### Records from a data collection
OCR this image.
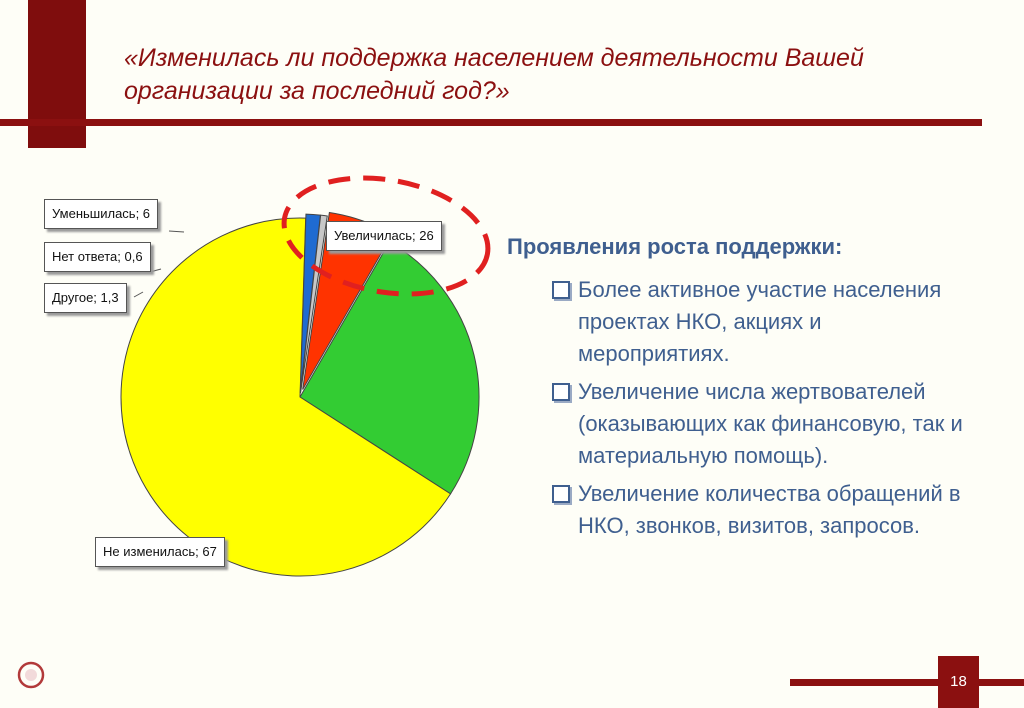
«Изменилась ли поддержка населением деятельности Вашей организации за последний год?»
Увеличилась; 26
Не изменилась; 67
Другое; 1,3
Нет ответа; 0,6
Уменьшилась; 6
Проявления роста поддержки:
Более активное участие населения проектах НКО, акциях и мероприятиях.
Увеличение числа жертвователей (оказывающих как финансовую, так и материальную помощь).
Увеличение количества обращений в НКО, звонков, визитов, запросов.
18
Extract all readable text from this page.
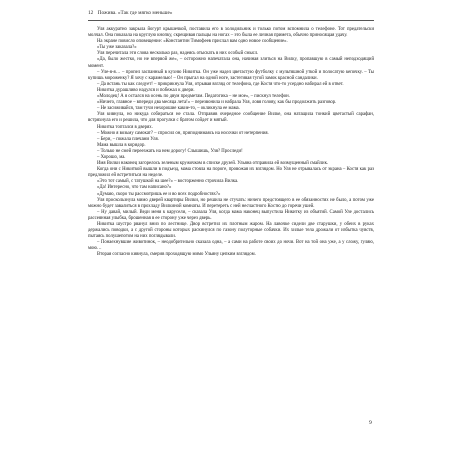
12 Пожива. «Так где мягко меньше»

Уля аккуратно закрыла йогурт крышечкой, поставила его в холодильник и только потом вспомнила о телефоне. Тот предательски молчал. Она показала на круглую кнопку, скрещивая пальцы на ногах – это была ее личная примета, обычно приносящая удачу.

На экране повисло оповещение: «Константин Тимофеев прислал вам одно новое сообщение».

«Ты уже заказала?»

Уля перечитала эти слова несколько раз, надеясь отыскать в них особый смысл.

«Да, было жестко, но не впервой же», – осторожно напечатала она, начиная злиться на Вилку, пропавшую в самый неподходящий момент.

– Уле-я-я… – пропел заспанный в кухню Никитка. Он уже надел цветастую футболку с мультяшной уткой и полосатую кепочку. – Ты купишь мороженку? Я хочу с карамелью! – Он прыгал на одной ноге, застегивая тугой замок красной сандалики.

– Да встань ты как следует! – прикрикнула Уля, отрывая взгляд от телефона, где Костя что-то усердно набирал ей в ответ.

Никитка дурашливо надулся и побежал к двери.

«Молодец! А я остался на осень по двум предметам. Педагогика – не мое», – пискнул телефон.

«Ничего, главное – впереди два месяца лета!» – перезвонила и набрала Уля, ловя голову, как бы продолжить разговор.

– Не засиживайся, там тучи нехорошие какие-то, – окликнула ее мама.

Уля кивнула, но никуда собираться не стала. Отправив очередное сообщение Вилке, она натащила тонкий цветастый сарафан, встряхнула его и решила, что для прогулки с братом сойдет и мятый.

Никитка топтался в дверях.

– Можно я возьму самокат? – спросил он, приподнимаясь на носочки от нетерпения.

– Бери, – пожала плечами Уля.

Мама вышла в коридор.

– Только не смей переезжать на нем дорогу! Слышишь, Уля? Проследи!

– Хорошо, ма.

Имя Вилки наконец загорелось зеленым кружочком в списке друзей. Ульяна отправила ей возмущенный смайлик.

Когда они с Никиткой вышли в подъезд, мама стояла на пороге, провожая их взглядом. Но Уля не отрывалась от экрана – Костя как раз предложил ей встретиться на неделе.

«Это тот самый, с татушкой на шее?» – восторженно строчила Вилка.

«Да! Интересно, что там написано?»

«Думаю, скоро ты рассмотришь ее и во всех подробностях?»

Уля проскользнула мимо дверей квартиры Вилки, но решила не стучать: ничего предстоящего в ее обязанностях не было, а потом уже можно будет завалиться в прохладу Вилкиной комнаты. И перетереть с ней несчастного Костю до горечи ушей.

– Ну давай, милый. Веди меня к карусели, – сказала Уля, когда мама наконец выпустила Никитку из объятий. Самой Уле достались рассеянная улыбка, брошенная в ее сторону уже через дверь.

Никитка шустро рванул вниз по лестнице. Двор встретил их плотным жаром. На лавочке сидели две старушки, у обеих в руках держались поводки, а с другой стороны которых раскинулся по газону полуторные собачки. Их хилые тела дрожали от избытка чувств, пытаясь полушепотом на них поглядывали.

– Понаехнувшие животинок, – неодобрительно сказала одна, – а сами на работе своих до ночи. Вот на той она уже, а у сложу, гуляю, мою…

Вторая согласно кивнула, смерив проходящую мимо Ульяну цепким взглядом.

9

...

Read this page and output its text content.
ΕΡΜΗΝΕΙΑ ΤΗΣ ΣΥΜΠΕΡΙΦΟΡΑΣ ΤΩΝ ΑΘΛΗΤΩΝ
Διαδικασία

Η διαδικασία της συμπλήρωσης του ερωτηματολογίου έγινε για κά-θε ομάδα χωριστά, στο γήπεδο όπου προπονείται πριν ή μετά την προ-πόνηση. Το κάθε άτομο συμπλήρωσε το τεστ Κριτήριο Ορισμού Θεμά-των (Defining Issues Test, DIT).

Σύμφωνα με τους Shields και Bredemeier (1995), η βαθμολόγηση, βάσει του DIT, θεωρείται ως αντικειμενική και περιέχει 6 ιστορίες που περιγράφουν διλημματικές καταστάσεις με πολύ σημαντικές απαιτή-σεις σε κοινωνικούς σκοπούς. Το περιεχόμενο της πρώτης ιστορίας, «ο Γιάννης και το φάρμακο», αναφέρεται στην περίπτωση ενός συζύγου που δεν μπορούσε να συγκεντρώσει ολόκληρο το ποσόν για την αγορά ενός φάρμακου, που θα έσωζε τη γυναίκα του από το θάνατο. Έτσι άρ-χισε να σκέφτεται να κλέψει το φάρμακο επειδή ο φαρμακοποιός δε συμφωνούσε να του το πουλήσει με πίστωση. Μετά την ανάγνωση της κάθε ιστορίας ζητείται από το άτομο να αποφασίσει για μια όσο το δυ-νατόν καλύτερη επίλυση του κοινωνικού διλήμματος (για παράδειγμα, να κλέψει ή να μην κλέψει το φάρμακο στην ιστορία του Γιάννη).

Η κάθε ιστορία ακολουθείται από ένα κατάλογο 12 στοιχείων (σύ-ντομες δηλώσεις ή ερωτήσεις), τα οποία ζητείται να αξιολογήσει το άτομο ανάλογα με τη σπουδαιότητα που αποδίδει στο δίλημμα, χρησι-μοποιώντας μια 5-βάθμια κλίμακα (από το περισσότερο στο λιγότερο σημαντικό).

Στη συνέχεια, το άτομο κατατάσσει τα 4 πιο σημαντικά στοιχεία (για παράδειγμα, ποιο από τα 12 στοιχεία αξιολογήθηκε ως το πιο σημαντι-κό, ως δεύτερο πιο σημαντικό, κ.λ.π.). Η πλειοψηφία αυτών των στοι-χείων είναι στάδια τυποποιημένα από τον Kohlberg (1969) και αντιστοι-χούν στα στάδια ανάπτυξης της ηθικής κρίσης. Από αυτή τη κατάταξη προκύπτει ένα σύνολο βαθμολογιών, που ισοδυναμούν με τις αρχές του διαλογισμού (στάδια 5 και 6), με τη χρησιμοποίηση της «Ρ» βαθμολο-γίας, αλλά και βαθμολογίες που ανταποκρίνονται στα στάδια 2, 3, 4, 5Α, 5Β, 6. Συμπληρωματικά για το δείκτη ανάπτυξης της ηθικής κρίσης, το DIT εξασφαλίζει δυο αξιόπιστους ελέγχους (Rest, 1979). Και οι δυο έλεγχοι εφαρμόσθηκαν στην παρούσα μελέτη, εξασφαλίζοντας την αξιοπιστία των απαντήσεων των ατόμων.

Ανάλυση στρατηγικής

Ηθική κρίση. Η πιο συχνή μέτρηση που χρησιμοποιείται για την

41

### Aim of the task
The string "кивнула" may appear in lines of the listing above; tally those lines and give the number only.

### Result of the exercise
2